### Your goal:
Write out the listing exactly as it is given.

### Data supplied:

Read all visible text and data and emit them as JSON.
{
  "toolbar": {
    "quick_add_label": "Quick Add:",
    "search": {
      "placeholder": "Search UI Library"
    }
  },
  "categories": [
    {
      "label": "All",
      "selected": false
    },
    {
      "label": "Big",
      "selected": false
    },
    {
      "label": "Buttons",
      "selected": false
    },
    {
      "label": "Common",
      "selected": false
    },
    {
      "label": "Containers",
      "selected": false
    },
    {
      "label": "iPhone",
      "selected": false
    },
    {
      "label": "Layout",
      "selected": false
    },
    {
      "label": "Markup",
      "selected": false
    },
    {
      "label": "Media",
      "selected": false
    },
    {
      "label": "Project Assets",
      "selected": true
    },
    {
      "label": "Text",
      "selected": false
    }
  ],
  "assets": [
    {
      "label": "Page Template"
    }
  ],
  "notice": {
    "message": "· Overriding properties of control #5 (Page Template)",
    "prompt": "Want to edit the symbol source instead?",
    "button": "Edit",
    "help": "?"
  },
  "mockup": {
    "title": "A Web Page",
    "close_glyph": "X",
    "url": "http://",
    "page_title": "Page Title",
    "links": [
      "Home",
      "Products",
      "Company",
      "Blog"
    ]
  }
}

### Task answer:
Read all visible text and data and emit them as JSON.
{
  "toolbar": {
    "quick_add_label": "Quick Add:",
    "search": {
      "placeholder": "Search UI Library"
    }
  },
  "categories": [
    {
      "label": "All",
      "selected": false
    },
    {
      "label": "Big",
      "selected": false
    },
    {
      "label": "Buttons",
      "selected": false
    },
    {
      "label": "Common",
      "selected": false
    },
    {
      "label": "Containers",
      "selected": false
    },
    {
      "label": "iPhone",
      "selected": false
    },
    {
      "label": "Layout",
      "selected": false
    },
    {
      "label": "Markup",
      "selected": false
    },
    {
      "label": "Media",
      "selected": false
    },
    {
      "label": "Project Assets",
      "selected": true
    },
    {
      "label": "Text",
      "selected": false
    }
  ],
  "assets": [
    {
      "label": "Page Template"
    }
  ],
  "notice": {
    "message": "· Overriding properties of control #5 (Page Template)",
    "prompt": "Want to edit the symbol source instead?",
    "button": "Edit",
    "help": "?"
  },
  "mockup": {
    "title": "A Web Page",
    "close_glyph": "X",
    "url": "http://",
    "page_title": "Page Title",
    "links": [
      "Home",
      "Products",
      "Company",
      "Blog"
    ]
  }
}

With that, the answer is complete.